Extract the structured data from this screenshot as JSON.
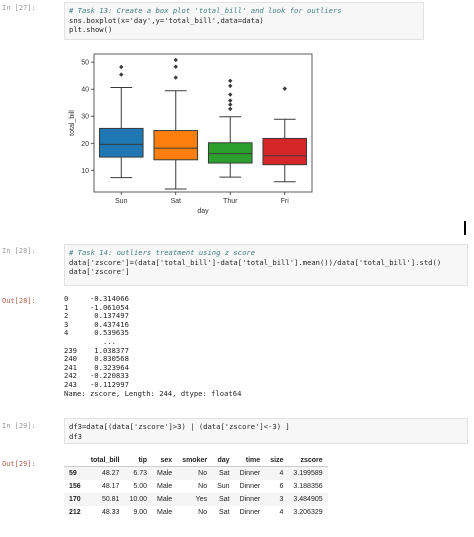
{
  "cells": {
    "c27": {
      "prompt": "In [27]:",
      "comment": "# Task 13: Create a box plot 'total_bill' and look for outliers",
      "code": [
        "sns.boxplot(x='day',y='total_bill',data=data)",
        "plt.show()"
      ]
    },
    "c28": {
      "prompt": "In [28]:",
      "comment": "# Task 14: outliers treatment using z score",
      "code": [
        "data['zscore']=(data['total_bill']-data['total_bill'].mean())/data['total_bill'].std()",
        "data['zscore']"
      ],
      "out_prompt": "Out[28]:",
      "output": [
        "0     -0.314066",
        "1     -1.061054",
        "2      0.137497",
        "3      0.437416",
        "4      0.539635",
        "         ...",
        "239    1.038377",
        "240    0.830568",
        "241    0.323964",
        "242   -0.220833",
        "243   -0.112997",
        "Name: zscore, Length: 244, dtype: float64"
      ]
    },
    "c29": {
      "prompt": "In [29]:",
      "code": [
        "df3=data[(data['zscore']>3) | (data['zscore']<-3) ]",
        "df3"
      ],
      "out_prompt": "Out[29]:",
      "columns": [
        "",
        "total_bill",
        "tip",
        "sex",
        "smoker",
        "day",
        "time",
        "size",
        "zscore"
      ],
      "rows": [
        [
          "59",
          "48.27",
          "6.73",
          "Male",
          "No",
          "Sat",
          "Dinner",
          "4",
          "3.199589"
        ],
        [
          "156",
          "48.17",
          "5.00",
          "Male",
          "No",
          "Sun",
          "Dinner",
          "6",
          "3.188356"
        ],
        [
          "170",
          "50.81",
          "10.00",
          "Male",
          "Yes",
          "Sat",
          "Dinner",
          "3",
          "3.484905"
        ],
        [
          "212",
          "48.33",
          "9.00",
          "Male",
          "No",
          "Sat",
          "Dinner",
          "4",
          "3.206329"
        ]
      ]
    }
  },
  "chart_data": {
    "type": "box",
    "xlabel": "day",
    "ylabel": "total_bill",
    "ylim": [
      2,
      53
    ],
    "yticks": [
      10,
      20,
      30,
      40,
      50
    ],
    "categories": [
      "Sun",
      "Sat",
      "Thur",
      "Fri"
    ],
    "colors": [
      "#1f77b4",
      "#ff7f0e",
      "#2ca02c",
      "#d62728"
    ],
    "boxes": [
      {
        "min": 7.3,
        "q1": 14.9,
        "median": 19.6,
        "q3": 25.5,
        "max": 40.6,
        "outliers": [
          45.4,
          48.2
        ]
      },
      {
        "min": 3.1,
        "q1": 13.9,
        "median": 18.2,
        "q3": 24.7,
        "max": 39.4,
        "outliers": [
          44.3,
          48.3,
          50.8
        ]
      },
      {
        "min": 7.5,
        "q1": 12.7,
        "median": 16.2,
        "q3": 20.2,
        "max": 29.8,
        "outliers": [
          32.7,
          34.3,
          35.8,
          38.0,
          41.2,
          43.1
        ]
      },
      {
        "min": 5.8,
        "q1": 12.1,
        "median": 15.4,
        "q3": 21.8,
        "max": 28.9,
        "outliers": [
          40.2
        ]
      }
    ]
  }
}
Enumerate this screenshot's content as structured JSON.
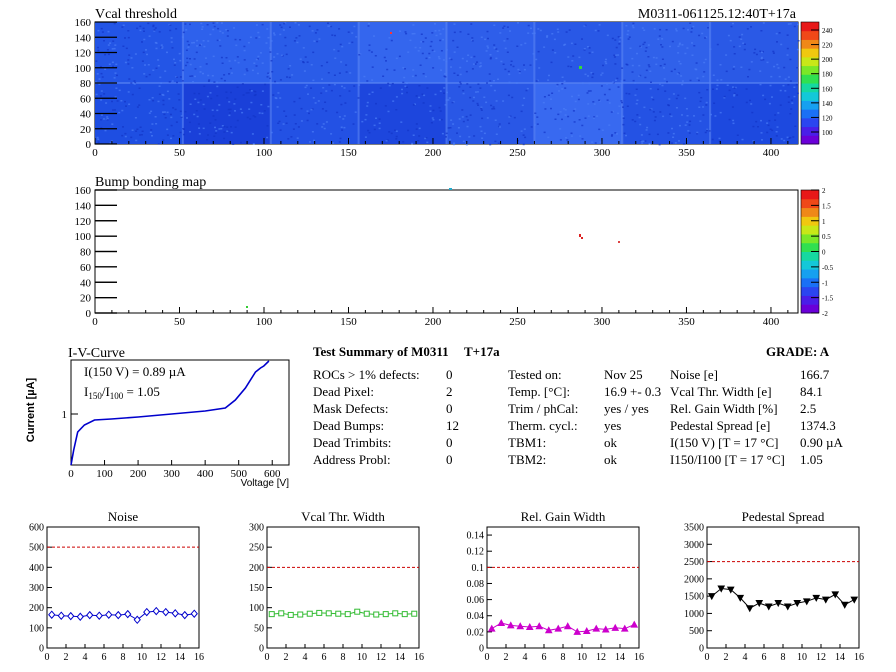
{
  "vcal_map": {
    "title": "Vcal threshold",
    "module_label": "M0311-061125.12:40T+17a",
    "x_ticks": [
      "0",
      "50",
      "100",
      "150",
      "200",
      "250",
      "300",
      "350",
      "400"
    ],
    "y_ticks": [
      "0",
      "20",
      "40",
      "60",
      "80",
      "100",
      "120",
      "140",
      "160"
    ],
    "palette_ticks": [
      "100",
      "120",
      "140",
      "160",
      "180",
      "200",
      "220",
      "240"
    ]
  },
  "bump_map": {
    "title": "Bump bonding map",
    "x_ticks": [
      "0",
      "50",
      "100",
      "150",
      "200",
      "250",
      "300",
      "350",
      "400"
    ],
    "y_ticks": [
      "0",
      "20",
      "40",
      "60",
      "80",
      "100",
      "120",
      "140",
      "160"
    ],
    "palette_ticks": [
      "-2",
      "-1.5",
      "-1",
      "-0.5",
      "0",
      "0.5",
      "1",
      "1.5",
      "2"
    ]
  },
  "iv": {
    "title": "I-V-Curve",
    "ylabel": "Current [µA]",
    "xlabel": "Voltage [V]",
    "ytick": "1",
    "x_ticks": [
      "0",
      "100",
      "200",
      "300",
      "400",
      "500",
      "600"
    ],
    "text_i150": "I(150 V) = 0.89 µA",
    "text_ratio_label_pre": "I",
    "text_ratio_sub1": "150",
    "text_ratio_mid": "/I",
    "text_ratio_sub2": "100",
    "text_ratio_val": " =  1.05"
  },
  "summary": {
    "title": "Test Summary of M0311",
    "temp_tag": "T+17a",
    "grade": "GRADE:  A",
    "col1_labels": [
      "ROCs > 1% defects:",
      "Dead Pixel:",
      "Mask Defects:",
      "Dead Bumps:",
      "Dead Trimbits:",
      "Address Probl:"
    ],
    "col1_values": [
      "0",
      "2",
      "0",
      "12",
      "0",
      "0"
    ],
    "col2_labels": [
      "Tested on:",
      "Temp. [°C]:",
      "Trim / phCal:",
      "Therm. cycl.:",
      "TBM1:",
      "TBM2:"
    ],
    "col2_values": [
      "Nov 25",
      "16.9 +- 0.3",
      "yes / yes",
      "yes",
      "ok",
      "ok"
    ],
    "col3_labels": [
      "Noise [e]",
      "Vcal Thr. Width [e]",
      "Rel. Gain Width [%]",
      "Pedestal Spread [e]",
      "I(150 V) [T = 17 °C]",
      "I150/I100  [T = 17 °C]"
    ],
    "col3_values": [
      "166.7",
      "84.1",
      "2.5",
      "1374.3",
      "0.90 µA",
      "1.05"
    ]
  },
  "chart_data": [
    {
      "type": "line",
      "title": "Noise",
      "xlim": [
        0,
        16
      ],
      "ylim": [
        0,
        600
      ],
      "x_ticks": [
        "0",
        "2",
        "4",
        "6",
        "8",
        "10",
        "12",
        "14",
        "16"
      ],
      "y_ticks": [
        "0",
        "100",
        "200",
        "300",
        "400",
        "500",
        "600"
      ],
      "threshold": 500,
      "color": "#0000cc",
      "marker": "diamond",
      "x": [
        0.5,
        1.5,
        2.5,
        3.5,
        4.5,
        5.5,
        6.5,
        7.5,
        8.5,
        9.5,
        10.5,
        11.5,
        12.5,
        13.5,
        14.5,
        15.5
      ],
      "y": [
        165,
        160,
        158,
        155,
        163,
        160,
        165,
        163,
        168,
        140,
        178,
        183,
        178,
        172,
        163,
        170
      ]
    },
    {
      "type": "line",
      "title": "Vcal Thr. Width",
      "xlim": [
        0,
        16
      ],
      "ylim": [
        0,
        300
      ],
      "x_ticks": [
        "0",
        "2",
        "4",
        "6",
        "8",
        "10",
        "12",
        "14",
        "16"
      ],
      "y_ticks": [
        "0",
        "50",
        "100",
        "150",
        "200",
        "250",
        "300"
      ],
      "threshold": 200,
      "color": "#33bb33",
      "marker": "square",
      "x": [
        0.5,
        1.5,
        2.5,
        3.5,
        4.5,
        5.5,
        6.5,
        7.5,
        8.5,
        9.5,
        10.5,
        11.5,
        12.5,
        13.5,
        14.5,
        15.5
      ],
      "y": [
        84,
        86,
        82,
        83,
        85,
        87,
        86,
        85,
        84,
        90,
        85,
        83,
        84,
        86,
        84,
        85
      ]
    },
    {
      "type": "line",
      "title": "Rel. Gain Width",
      "xlim": [
        0,
        16
      ],
      "ylim": [
        0,
        0.15
      ],
      "x_ticks": [
        "0",
        "2",
        "4",
        "6",
        "8",
        "10",
        "12",
        "14",
        "16"
      ],
      "y_ticks": [
        "0",
        "0.02",
        "0.04",
        "0.06",
        "0.08",
        "0.1",
        "0.12",
        "0.14"
      ],
      "y_tick_values": [
        0,
        0.02,
        0.04,
        0.06,
        0.08,
        0.1,
        0.12,
        0.14
      ],
      "threshold": 0.1,
      "color": "#cc00cc",
      "marker": "triangle",
      "x": [
        0.5,
        1.5,
        2.5,
        3.5,
        4.5,
        5.5,
        6.5,
        7.5,
        8.5,
        9.5,
        10.5,
        11.5,
        12.5,
        13.5,
        14.5,
        15.5
      ],
      "y": [
        0.024,
        0.031,
        0.028,
        0.027,
        0.026,
        0.027,
        0.022,
        0.024,
        0.027,
        0.02,
        0.021,
        0.024,
        0.023,
        0.025,
        0.024,
        0.029
      ]
    },
    {
      "type": "line",
      "title": "Pedestal Spread",
      "xlim": [
        0,
        16
      ],
      "ylim": [
        0,
        3500
      ],
      "x_ticks": [
        "0",
        "2",
        "4",
        "6",
        "8",
        "10",
        "12",
        "14",
        "16"
      ],
      "y_ticks": [
        "0",
        "500",
        "1000",
        "1500",
        "2000",
        "2500",
        "3000",
        "3500"
      ],
      "threshold": 2500,
      "color": "#000000",
      "marker": "triangle-down",
      "x": [
        0.5,
        1.5,
        2.5,
        3.5,
        4.5,
        5.5,
        6.5,
        7.5,
        8.5,
        9.5,
        10.5,
        11.5,
        12.5,
        13.5,
        14.5,
        15.5
      ],
      "y": [
        1500,
        1720,
        1690,
        1450,
        1150,
        1300,
        1200,
        1300,
        1200,
        1300,
        1350,
        1450,
        1400,
        1550,
        1250,
        1400
      ]
    }
  ]
}
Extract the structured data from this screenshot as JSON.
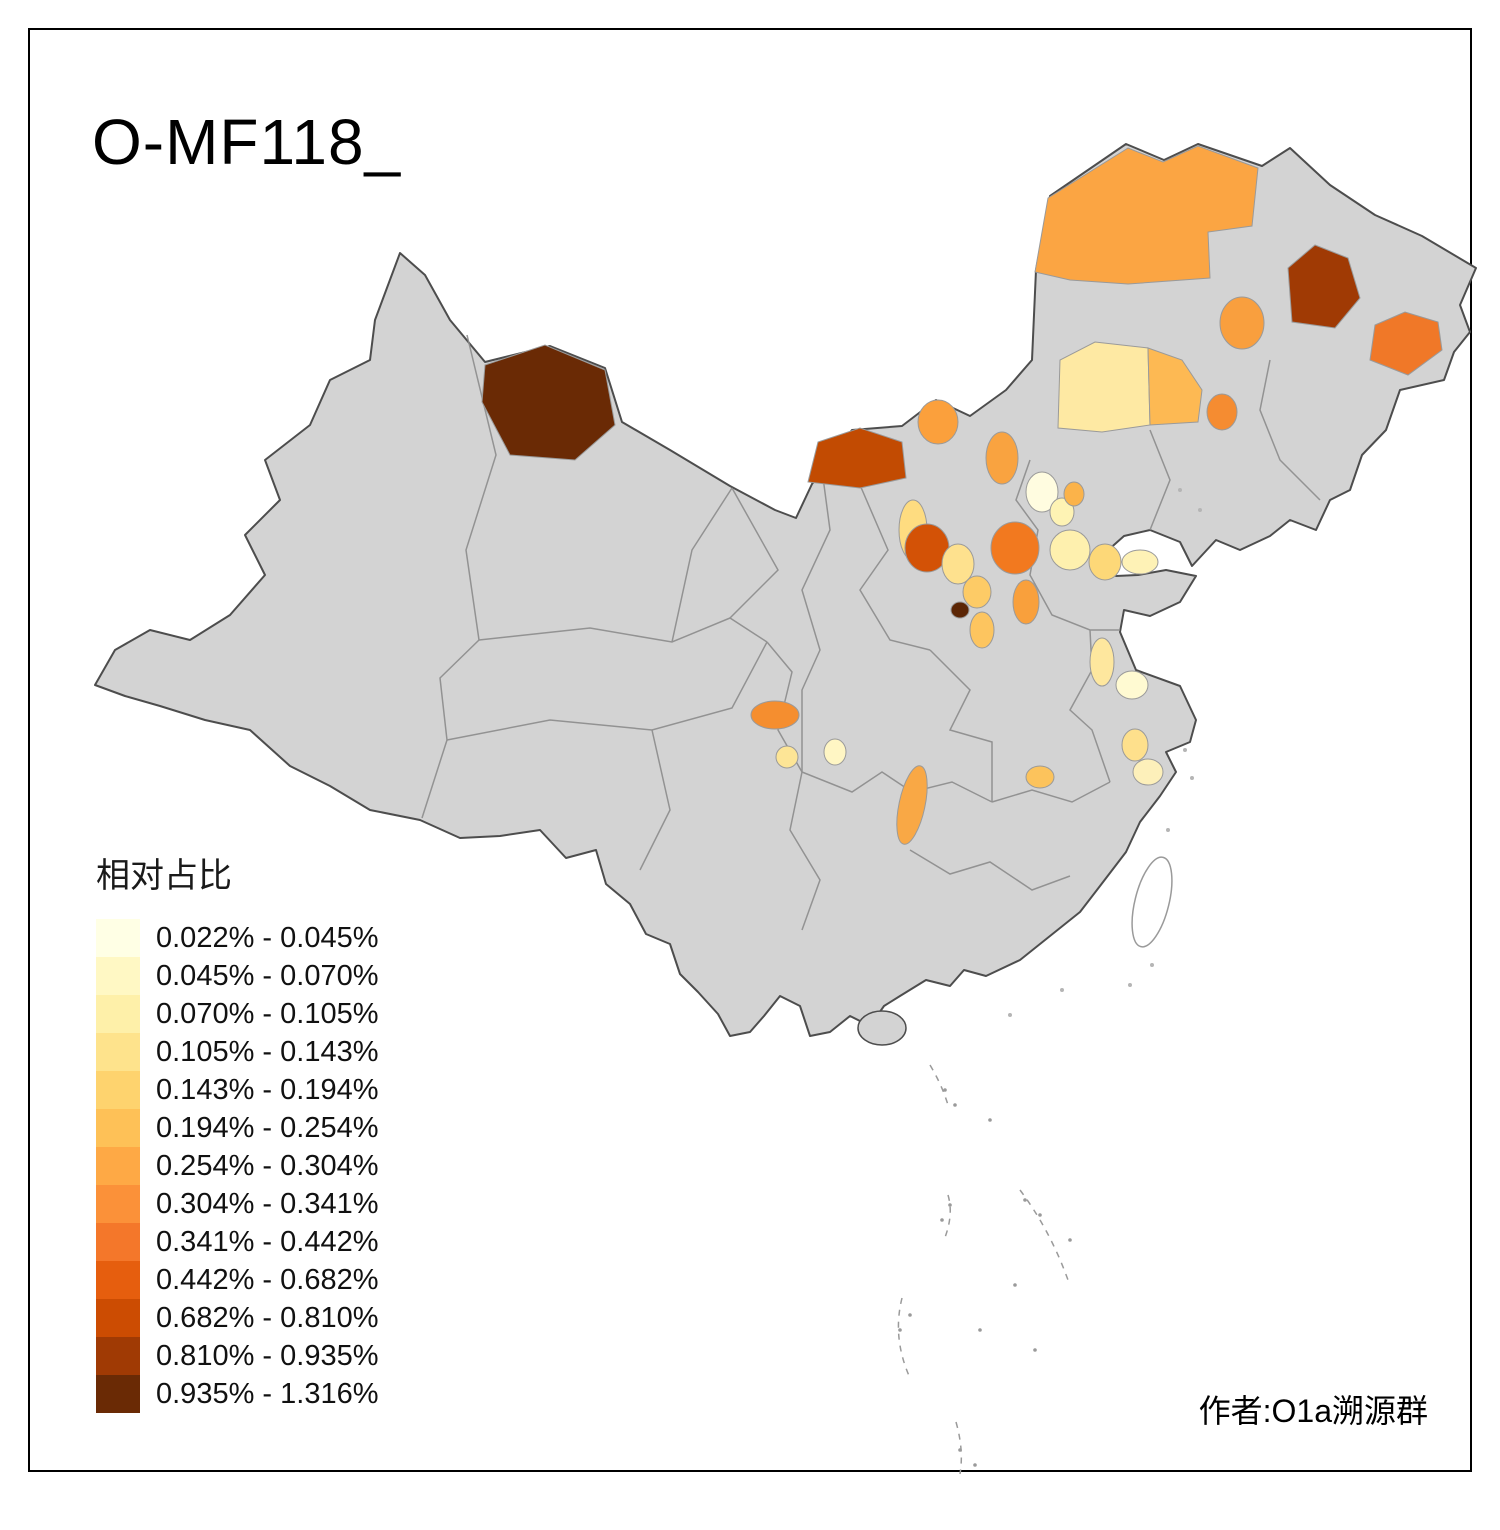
{
  "title": "O-MF118_",
  "legend": {
    "title": "相对占比",
    "bins": [
      {
        "range": "0.022% - 0.045%",
        "color": "#FFFFE5"
      },
      {
        "range": "0.045% - 0.070%",
        "color": "#FFF8C4"
      },
      {
        "range": "0.070% - 0.105%",
        "color": "#FEF0A9"
      },
      {
        "range": "0.105% - 0.143%",
        "color": "#FEE38C"
      },
      {
        "range": "0.143% - 0.194%",
        "color": "#FED36E"
      },
      {
        "range": "0.194% - 0.254%",
        "color": "#FEC157"
      },
      {
        "range": "0.254% - 0.304%",
        "color": "#FEA945"
      },
      {
        "range": "0.304% - 0.341%",
        "color": "#FB9139"
      },
      {
        "range": "0.341% - 0.442%",
        "color": "#F4772A"
      },
      {
        "range": "0.442% - 0.682%",
        "color": "#E65E0E"
      },
      {
        "range": "0.682% - 0.810%",
        "color": "#CC4C02"
      },
      {
        "range": "0.810% - 0.935%",
        "color": "#A03A04"
      },
      {
        "range": "0.935% - 1.316%",
        "color": "#6A2A05"
      }
    ]
  },
  "map": {
    "land_color": "#D3D3D3",
    "border_color": "#4D4D4D",
    "province_line_color": "#8C8C8C",
    "regions": [
      "#6A2A05",
      "#C24B02",
      "#A03A04",
      "#F07828",
      "#FBA543",
      "#F99F3E",
      "#FEE9A3",
      "#FDB953",
      "#F58C31",
      "#FBA03C",
      "#F9A340",
      "#FFFCE0",
      "#FEF3B4",
      "#FBB34A",
      "#FEDC80",
      "#D35206",
      "#F2791F",
      "#FEE18E",
      "#FDCB66",
      "#5C2605",
      "#FDC55F",
      "#F9A03C",
      "#FEF0AE",
      "#FDD878",
      "#FEF2B6",
      "#FEE79E",
      "#FFFAD2",
      "#FEE08C",
      "#FDF0BA",
      "#F58E2F",
      "#FDE596",
      "#FFF6C4",
      "#F9A845",
      "#FCC35C"
    ]
  },
  "credit": "作者:O1a溯源群"
}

Problem requirements — Copy every line of the listing that contains the word "Width".

Full answer —
      "Vcal Thr. Width [e]",
      "Rel. Gain Width [%]",
      "title": "Vcal Thr. Width",
      "title": "Rel. Gain Width",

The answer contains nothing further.